* START Data for this exercise *

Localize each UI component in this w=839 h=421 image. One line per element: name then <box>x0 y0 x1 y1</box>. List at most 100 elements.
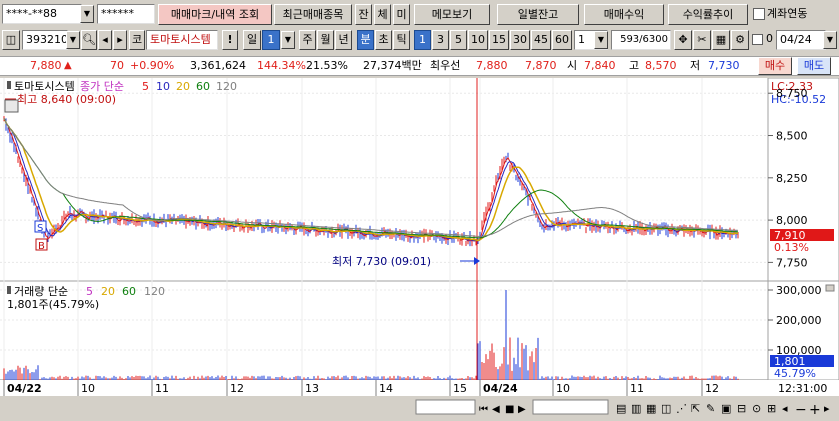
line-style-icon[interactable]: ▥ <box>631 402 641 415</box>
period-month-button[interactable]: 월 <box>317 30 334 50</box>
unfilled-button[interactable]: 미 <box>393 4 410 25</box>
x-tick-label-5: 14 <box>379 382 393 395</box>
bar-style-icon[interactable]: ▤ <box>616 402 626 415</box>
chart-background <box>0 78 839 421</box>
x-tick-label-10: 12 <box>705 382 719 395</box>
volume-ma-5: 5 <box>86 285 93 298</box>
scroll-track[interactable] <box>415 399 476 415</box>
top-toolbar: ****-**88 ▼ ****** 매매마크/내역 조회 최근매매종목 잔 체… <box>0 0 839 28</box>
recent-stocks-button[interactable]: 최근매매종목 <box>274 4 352 25</box>
interval-dropdown-icon[interactable]: ▼ <box>594 31 608 49</box>
order-history-button[interactable]: 매매마크/내역 조회 <box>158 4 272 25</box>
period-year-button[interactable]: 년 <box>335 30 352 50</box>
zoom-out-icon[interactable]: − <box>795 402 807 418</box>
password-field[interactable]: ****** <box>97 4 155 24</box>
trade-profit-button[interactable]: 매매수익 <box>584 4 664 25</box>
account-link-checkbox[interactable] <box>753 8 765 20</box>
scissors-icon[interactable]: ✂ <box>693 30 711 50</box>
magnifier-icon[interactable]: ⊙ <box>752 402 761 415</box>
code-dropdown-icon[interactable]: ▼ <box>66 31 80 49</box>
trend-icon[interactable]: ⋰ <box>676 402 687 415</box>
period-minute-button[interactable]: 분 <box>357 30 374 50</box>
draw-icon[interactable]: ✎ <box>706 402 715 415</box>
legend-stock-name: 토마토시스템 <box>14 80 75 93</box>
rewind-icon[interactable]: ⏮ <box>479 404 488 415</box>
period-second-button[interactable]: 초 <box>375 30 392 50</box>
interval-30-button[interactable]: 30 <box>510 30 530 50</box>
execution-button[interactable]: 체 <box>374 4 391 25</box>
account-field[interactable]: ****-**88 <box>2 4 82 24</box>
low-marker-label: 최저 7,730 (09:01) <box>332 255 431 268</box>
account-link-label: 계좌연동 <box>767 7 808 20</box>
ruler-icon[interactable]: ⊟ <box>737 402 746 415</box>
time-label: 12:31:00 <box>778 382 827 395</box>
interval-15-button[interactable]: 15 <box>489 30 509 50</box>
grid-icon[interactable]: ▦ <box>712 30 730 50</box>
volume-legend-marker <box>7 286 11 294</box>
interval-60-button[interactable]: 60 <box>552 30 572 50</box>
volume-ma-120: 120 <box>144 285 165 298</box>
high-marker-label: 최고 8,640 (09:00) <box>17 93 116 106</box>
memo-button[interactable]: 메모보기 <box>414 4 490 25</box>
calendar-icon[interactable] <box>4 99 19 113</box>
date-dropdown-icon[interactable]: ▼ <box>823 31 837 49</box>
gear-icon[interactable]: ⚙ <box>731 30 749 50</box>
next-stock-icon[interactable]: ▸ <box>113 30 127 50</box>
daily-balance-button[interactable]: 일별잔고 <box>497 4 579 25</box>
x-tick-label-3: 12 <box>230 382 244 395</box>
price-change-pct: +0.90% <box>130 59 175 72</box>
date-input[interactable]: 04/24 <box>776 30 826 50</box>
play-icon[interactable]: ▶ <box>518 404 526 415</box>
period-day-button[interactable]: 일 <box>243 30 261 50</box>
data-count-field[interactable]: 593/6300 <box>611 30 671 50</box>
scroll-right-icon[interactable]: ▸ <box>824 402 830 415</box>
turnover-rate: 21.53% <box>306 59 348 72</box>
alert-button[interactable]: ! <box>222 30 238 50</box>
chart-area[interactable]: 토마토시스템 종가 단순 5 10 20 60 120 최고 8,640 (09… <box>0 77 839 421</box>
price-tick-label-0: 7,750 <box>776 256 808 269</box>
search-icon[interactable]: 🔍︎ <box>81 30 97 50</box>
volume: 3,361,624 <box>190 59 246 72</box>
date-checkbox-label: 0 <box>766 32 773 45</box>
interval-10-button[interactable]: 10 <box>468 30 488 50</box>
scroll-left-icon[interactable]: ◂ <box>782 402 788 415</box>
volume-legend-label: 거래량 단순 <box>14 285 68 298</box>
play-back-icon[interactable]: ◀ <box>492 404 500 415</box>
period-dropdown-icon[interactable]: ▼ <box>281 31 295 49</box>
interval-3-button[interactable]: 3 <box>432 30 449 50</box>
up-arrow-icon: ▲ <box>64 60 72 71</box>
share-icon[interactable]: ⇱ <box>691 402 700 415</box>
period-week-button[interactable]: 주 <box>299 30 316 50</box>
date-checkbox[interactable] <box>752 34 763 45</box>
candle-style-icon[interactable]: ▦ <box>646 402 656 415</box>
buy-button[interactable]: 매수 <box>758 57 792 75</box>
zoom-in-icon[interactable]: + <box>809 402 821 418</box>
open-price: 7,840 <box>584 59 616 72</box>
zoom-track[interactable] <box>532 399 609 415</box>
interval-1-button[interactable]: 1 <box>414 30 431 50</box>
crosshair-icon[interactable]: ✥ <box>674 30 692 50</box>
x-tick-label-8: 10 <box>556 382 570 395</box>
stop-icon[interactable]: ■ <box>505 404 514 415</box>
x-tick-label-7: 04/24 <box>483 382 518 395</box>
return-trend-button[interactable]: 수익률추이 <box>668 4 748 25</box>
stock-code-input[interactable]: 393210 <box>22 30 68 50</box>
capture-icon[interactable]: ▣ <box>721 402 731 415</box>
sell-button[interactable]: 매도 <box>797 57 831 75</box>
x-tick-label-6: 15 <box>453 382 467 395</box>
zoom-fit-icon[interactable]: ⊞ <box>767 402 776 415</box>
dot-style-icon[interactable]: ◫ <box>661 402 671 415</box>
price-tick-label-2: 8,250 <box>776 172 808 185</box>
balance-button[interactable]: 잔 <box>355 4 372 25</box>
volume-scroll-icon[interactable] <box>825 284 835 292</box>
stock-name-field[interactable]: 토마토시스템 <box>146 30 218 50</box>
price-change: 70 <box>110 59 124 72</box>
account-dropdown-icon[interactable]: ▼ <box>80 5 94 23</box>
interval-45-button[interactable]: 45 <box>531 30 551 50</box>
x-tick-label-4: 13 <box>305 382 319 395</box>
period-value-input[interactable]: 1 <box>262 30 280 50</box>
prev-stock-icon[interactable]: ◂ <box>98 30 112 50</box>
interval-5-button[interactable]: 5 <box>450 30 467 50</box>
period-tick-button[interactable]: 틱 <box>393 30 410 50</box>
panel-toggle-icon[interactable]: ◫ <box>2 30 20 50</box>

* END Data for this exercise *

[Do this]
Print everything from the line containing "line-style-icon[interactable]: ▥ <box>631" down to the line containing "volume-ma-120: 120 <box>144 285 165 298</box>", both included, with no changes.

[Task output]
line-style-icon[interactable]: ▥ <box>631 402 641 415</box>
period-month-button[interactable]: 월 <box>317 30 334 50</box>
unfilled-button[interactable]: 미 <box>393 4 410 25</box>
x-tick-label-5: 14 <box>379 382 393 395</box>
bar-style-icon[interactable]: ▤ <box>616 402 626 415</box>
chart-background <box>0 78 839 421</box>
x-tick-label-10: 12 <box>705 382 719 395</box>
volume-ma-5: 5 <box>86 285 93 298</box>
scroll-track[interactable] <box>415 399 476 415</box>
top-toolbar: ****-**88 ▼ ****** 매매마크/내역 조회 최근매매종목 잔 체… <box>0 0 839 28</box>
recent-stocks-button[interactable]: 최근매매종목 <box>274 4 352 25</box>
interval-dropdown-icon[interactable]: ▼ <box>594 31 608 49</box>
order-history-button[interactable]: 매매마크/내역 조회 <box>158 4 272 25</box>
period-year-button[interactable]: 년 <box>335 30 352 50</box>
zoom-out-icon[interactable]: − <box>795 402 807 418</box>
password-field[interactable]: ****** <box>97 4 155 24</box>
trade-profit-button[interactable]: 매매수익 <box>584 4 664 25</box>
account-link-checkbox[interactable] <box>753 8 765 20</box>
scissors-icon[interactable]: ✂ <box>693 30 711 50</box>
magnifier-icon[interactable]: ⊙ <box>752 402 761 415</box>
code-dropdown-icon[interactable]: ▼ <box>66 31 80 49</box>
trend-icon[interactable]: ⋰ <box>676 402 687 415</box>
period-minute-button[interactable]: 분 <box>357 30 374 50</box>
draw-icon[interactable]: ✎ <box>706 402 715 415</box>
legend-stock-name: 토마토시스템 <box>14 80 75 93</box>
rewind-icon[interactable]: ⏮ <box>479 404 488 415</box>
period-second-button[interactable]: 초 <box>375 30 392 50</box>
interval-30-button[interactable]: 30 <box>510 30 530 50</box>
execution-button[interactable]: 체 <box>374 4 391 25</box>
account-field[interactable]: ****-**88 <box>2 4 82 24</box>
low-marker-label: 최저 7,730 (09:01) <box>332 255 431 268</box>
account-link-label: 계좌연동 <box>767 7 808 20</box>
ruler-icon[interactable]: ⊟ <box>737 402 746 415</box>
time-label: 12:31:00 <box>778 382 827 395</box>
interval-15-button[interactable]: 15 <box>489 30 509 50</box>
grid-icon[interactable]: ▦ <box>712 30 730 50</box>
volume-legend-marker <box>7 286 11 294</box>
interval-60-button[interactable]: 60 <box>552 30 572 50</box>
volume-ma-120: 120 <box>144 285 165 298</box>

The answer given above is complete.